Layout annotation records:
══════
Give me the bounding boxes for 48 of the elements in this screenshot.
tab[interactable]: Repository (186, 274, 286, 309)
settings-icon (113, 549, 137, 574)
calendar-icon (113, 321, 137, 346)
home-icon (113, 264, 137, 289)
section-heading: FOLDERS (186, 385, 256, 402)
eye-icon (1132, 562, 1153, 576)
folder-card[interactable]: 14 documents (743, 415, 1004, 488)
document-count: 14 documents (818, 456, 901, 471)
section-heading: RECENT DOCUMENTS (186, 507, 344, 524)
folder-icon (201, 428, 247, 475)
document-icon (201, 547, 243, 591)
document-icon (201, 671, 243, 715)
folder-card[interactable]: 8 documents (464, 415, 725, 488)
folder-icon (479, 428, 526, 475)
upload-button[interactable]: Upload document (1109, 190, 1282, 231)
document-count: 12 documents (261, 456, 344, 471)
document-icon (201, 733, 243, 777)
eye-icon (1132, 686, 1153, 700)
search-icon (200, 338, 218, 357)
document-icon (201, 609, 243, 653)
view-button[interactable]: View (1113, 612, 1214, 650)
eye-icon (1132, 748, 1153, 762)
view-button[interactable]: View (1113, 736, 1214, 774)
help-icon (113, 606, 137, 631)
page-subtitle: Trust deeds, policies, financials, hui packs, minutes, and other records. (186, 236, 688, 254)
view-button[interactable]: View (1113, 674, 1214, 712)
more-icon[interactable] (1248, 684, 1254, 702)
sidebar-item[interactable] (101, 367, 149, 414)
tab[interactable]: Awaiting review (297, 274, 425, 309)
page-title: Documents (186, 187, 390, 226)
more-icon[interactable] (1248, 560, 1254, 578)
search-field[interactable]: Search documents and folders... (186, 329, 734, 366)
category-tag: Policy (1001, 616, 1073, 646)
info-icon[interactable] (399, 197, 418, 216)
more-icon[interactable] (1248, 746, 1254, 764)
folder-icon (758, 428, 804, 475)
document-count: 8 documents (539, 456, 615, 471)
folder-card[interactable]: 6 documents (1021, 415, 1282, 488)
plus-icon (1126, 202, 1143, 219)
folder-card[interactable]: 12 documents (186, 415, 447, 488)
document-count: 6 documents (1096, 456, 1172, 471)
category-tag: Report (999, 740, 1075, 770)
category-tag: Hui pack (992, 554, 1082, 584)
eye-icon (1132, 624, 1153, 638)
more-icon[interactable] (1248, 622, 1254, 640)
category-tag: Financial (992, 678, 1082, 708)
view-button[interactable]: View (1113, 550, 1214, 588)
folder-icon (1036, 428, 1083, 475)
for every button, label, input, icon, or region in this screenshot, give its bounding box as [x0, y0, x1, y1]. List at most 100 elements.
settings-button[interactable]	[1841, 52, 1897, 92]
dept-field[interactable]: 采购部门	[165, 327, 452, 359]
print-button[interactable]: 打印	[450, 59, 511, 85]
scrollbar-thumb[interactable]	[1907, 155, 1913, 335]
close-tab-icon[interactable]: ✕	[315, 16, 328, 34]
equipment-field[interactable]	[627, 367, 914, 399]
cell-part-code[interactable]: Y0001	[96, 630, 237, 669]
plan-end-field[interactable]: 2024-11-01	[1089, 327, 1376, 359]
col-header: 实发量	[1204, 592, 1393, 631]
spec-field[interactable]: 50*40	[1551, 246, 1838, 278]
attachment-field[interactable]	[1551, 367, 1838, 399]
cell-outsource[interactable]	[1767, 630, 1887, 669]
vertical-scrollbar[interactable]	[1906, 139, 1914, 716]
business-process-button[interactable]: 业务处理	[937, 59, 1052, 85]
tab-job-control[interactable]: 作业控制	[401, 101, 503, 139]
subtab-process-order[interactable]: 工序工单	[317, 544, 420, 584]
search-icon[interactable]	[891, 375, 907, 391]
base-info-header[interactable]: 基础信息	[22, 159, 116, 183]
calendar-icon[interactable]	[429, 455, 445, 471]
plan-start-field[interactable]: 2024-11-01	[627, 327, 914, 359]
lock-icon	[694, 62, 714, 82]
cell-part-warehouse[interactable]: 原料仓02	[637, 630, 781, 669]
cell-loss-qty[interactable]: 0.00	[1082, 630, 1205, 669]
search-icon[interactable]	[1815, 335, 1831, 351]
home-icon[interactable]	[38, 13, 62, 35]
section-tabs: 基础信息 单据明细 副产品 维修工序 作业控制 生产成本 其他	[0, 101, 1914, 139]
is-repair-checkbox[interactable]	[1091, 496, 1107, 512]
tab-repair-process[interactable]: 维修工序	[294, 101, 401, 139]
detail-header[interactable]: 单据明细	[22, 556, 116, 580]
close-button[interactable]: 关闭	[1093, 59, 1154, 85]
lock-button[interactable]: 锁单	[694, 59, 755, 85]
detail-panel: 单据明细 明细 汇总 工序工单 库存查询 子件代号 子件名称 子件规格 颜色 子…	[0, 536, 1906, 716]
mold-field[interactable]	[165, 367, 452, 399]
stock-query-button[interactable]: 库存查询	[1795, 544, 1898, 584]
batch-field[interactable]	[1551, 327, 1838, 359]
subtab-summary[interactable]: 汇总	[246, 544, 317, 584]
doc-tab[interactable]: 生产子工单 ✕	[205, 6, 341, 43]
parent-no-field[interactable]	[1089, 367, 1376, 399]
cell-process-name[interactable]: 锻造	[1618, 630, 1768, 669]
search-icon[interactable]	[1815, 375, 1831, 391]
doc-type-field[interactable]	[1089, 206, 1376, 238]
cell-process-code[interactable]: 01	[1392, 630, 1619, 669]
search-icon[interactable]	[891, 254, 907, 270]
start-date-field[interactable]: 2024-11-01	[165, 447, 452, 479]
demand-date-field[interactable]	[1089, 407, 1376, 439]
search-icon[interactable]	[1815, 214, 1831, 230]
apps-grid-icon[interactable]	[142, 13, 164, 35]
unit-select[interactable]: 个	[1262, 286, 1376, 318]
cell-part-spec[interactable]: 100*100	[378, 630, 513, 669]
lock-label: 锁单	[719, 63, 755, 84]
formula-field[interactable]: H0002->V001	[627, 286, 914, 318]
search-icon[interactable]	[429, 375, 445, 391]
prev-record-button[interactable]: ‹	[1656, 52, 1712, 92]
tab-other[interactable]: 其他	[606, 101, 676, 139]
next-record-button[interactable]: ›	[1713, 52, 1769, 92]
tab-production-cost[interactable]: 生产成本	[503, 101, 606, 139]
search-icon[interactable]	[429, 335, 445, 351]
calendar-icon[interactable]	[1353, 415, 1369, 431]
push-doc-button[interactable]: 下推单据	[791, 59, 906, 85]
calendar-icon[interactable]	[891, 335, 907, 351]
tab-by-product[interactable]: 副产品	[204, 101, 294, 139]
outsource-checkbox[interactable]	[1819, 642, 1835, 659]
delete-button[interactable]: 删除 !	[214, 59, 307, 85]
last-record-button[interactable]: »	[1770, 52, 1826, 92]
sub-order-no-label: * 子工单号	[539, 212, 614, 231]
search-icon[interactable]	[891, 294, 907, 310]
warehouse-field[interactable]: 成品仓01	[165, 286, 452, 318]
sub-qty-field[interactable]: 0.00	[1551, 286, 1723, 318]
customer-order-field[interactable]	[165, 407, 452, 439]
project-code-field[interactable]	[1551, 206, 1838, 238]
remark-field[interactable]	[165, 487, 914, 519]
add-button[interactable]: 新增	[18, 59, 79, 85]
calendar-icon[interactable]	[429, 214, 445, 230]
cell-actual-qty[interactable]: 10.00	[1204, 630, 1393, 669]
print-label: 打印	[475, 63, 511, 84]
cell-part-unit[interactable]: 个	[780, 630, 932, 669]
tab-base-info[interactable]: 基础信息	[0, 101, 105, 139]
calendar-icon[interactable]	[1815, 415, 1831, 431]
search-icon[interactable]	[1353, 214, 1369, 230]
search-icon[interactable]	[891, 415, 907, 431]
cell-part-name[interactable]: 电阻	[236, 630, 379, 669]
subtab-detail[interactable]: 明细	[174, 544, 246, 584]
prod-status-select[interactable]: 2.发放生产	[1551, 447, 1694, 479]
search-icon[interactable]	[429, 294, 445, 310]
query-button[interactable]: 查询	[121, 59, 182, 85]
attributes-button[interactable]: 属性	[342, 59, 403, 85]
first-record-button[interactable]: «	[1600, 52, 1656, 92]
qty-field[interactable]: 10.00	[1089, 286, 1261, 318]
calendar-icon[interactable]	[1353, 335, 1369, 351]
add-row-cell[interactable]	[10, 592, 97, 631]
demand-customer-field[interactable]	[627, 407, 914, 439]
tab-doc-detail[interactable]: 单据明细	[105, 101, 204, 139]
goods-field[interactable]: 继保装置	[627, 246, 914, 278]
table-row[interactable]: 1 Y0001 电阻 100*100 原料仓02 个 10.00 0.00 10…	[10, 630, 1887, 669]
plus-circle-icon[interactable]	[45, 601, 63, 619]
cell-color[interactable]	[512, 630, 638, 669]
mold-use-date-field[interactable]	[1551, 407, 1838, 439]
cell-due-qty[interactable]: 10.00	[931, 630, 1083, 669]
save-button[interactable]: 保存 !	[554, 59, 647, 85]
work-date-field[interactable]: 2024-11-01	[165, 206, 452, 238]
══════
• **Aim of the task**: Rewrite the records from their start through the line containing "folder-icon (201, 428, 247, 475)", substituting "group-heading" for every "section-heading" and leaving everything else unchanged.

• **Result below**:
Give me the bounding boxes for 48 of the elements in this screenshot.
tab[interactable]: Repository (186, 274, 286, 309)
settings-icon (113, 549, 137, 574)
calendar-icon (113, 321, 137, 346)
home-icon (113, 264, 137, 289)
group-heading: FOLDERS (186, 385, 256, 402)
eye-icon (1132, 562, 1153, 576)
folder-card[interactable]: 14 documents (743, 415, 1004, 488)
document-count: 14 documents (818, 456, 901, 471)
group-heading: RECENT DOCUMENTS (186, 507, 344, 524)
folder-icon (201, 428, 247, 475)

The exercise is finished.